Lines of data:
## Begin
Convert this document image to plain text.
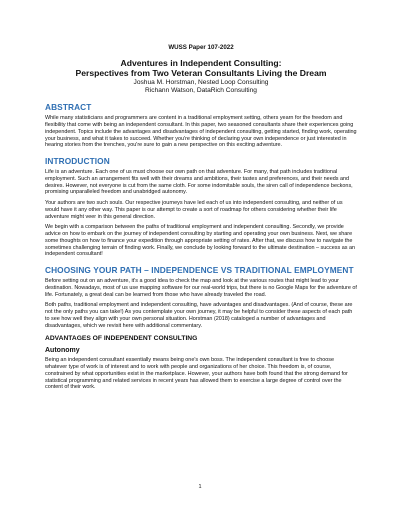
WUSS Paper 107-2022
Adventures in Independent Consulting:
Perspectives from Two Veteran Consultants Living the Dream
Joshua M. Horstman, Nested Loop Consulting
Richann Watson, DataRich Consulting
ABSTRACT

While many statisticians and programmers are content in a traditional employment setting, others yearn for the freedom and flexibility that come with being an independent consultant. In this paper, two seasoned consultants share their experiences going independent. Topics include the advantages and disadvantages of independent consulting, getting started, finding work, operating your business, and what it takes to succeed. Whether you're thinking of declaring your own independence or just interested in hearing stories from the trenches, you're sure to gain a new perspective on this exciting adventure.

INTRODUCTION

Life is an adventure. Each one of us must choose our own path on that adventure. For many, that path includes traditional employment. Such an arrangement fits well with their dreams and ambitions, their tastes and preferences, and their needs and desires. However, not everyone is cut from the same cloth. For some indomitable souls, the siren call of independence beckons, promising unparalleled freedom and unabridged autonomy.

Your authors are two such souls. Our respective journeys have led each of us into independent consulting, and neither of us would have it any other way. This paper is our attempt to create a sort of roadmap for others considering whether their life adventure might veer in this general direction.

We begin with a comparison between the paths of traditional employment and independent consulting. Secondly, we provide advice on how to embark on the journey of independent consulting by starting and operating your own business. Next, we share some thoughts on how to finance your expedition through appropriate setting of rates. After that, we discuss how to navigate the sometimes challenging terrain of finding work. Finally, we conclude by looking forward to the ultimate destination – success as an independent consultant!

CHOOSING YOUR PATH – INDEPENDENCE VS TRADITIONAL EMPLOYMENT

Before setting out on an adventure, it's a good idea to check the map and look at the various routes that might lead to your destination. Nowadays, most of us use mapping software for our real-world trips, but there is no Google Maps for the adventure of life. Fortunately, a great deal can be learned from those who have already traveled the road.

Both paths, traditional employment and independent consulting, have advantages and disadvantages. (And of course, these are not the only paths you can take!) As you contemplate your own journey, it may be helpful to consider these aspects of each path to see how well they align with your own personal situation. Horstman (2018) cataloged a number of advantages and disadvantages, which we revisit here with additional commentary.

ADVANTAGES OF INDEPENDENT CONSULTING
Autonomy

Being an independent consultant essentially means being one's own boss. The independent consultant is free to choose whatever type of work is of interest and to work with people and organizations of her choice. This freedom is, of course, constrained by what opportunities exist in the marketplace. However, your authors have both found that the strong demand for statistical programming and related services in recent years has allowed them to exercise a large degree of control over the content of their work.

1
## End
## Begin
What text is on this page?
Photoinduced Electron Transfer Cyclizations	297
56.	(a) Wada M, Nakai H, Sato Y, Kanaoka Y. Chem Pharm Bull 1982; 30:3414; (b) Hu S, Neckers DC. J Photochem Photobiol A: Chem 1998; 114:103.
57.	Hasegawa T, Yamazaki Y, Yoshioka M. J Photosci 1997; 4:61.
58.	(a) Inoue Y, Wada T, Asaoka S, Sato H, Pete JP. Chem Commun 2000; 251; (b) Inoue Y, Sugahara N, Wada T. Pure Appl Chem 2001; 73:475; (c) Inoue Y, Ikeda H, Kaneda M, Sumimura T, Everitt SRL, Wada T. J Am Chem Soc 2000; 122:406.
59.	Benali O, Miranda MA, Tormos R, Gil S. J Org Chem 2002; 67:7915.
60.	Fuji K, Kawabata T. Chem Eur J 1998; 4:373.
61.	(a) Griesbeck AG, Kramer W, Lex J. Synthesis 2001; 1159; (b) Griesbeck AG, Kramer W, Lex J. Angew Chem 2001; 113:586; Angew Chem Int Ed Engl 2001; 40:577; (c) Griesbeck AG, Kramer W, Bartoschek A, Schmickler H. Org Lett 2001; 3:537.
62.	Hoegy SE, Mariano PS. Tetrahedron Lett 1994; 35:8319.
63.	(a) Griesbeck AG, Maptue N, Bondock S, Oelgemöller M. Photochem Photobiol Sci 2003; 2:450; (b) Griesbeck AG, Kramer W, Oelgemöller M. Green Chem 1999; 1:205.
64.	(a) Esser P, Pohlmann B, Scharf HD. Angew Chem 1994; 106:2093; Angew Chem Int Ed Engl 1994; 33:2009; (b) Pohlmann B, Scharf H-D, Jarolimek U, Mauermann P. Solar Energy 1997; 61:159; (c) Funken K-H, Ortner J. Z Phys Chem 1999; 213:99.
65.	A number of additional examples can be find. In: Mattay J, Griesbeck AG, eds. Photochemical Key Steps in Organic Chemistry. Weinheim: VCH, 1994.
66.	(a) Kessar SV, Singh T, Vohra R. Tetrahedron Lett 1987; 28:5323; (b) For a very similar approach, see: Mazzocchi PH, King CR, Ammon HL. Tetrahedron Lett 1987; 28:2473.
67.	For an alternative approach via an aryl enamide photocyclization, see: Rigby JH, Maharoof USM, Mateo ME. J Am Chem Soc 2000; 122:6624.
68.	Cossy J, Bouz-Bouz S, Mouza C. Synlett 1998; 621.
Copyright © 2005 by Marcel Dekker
## End
* SET PROBLEM: Select every line in the material above where the string "Tetrahedron" occurs, and copy it.

* OUTPUT BELOW:
62.	Hoegy SE, Mariano PS. Tetrahedron Lett 1994; 35:8319.
66.	(a) Kessar SV, Singh T, Vohra R. Tetrahedron Lett 1987; 28:5323; (b) For a very similar approach, see: Mazzocchi PH, King CR, Ammon HL. Tetrahedron Lett 1987; 28:2473.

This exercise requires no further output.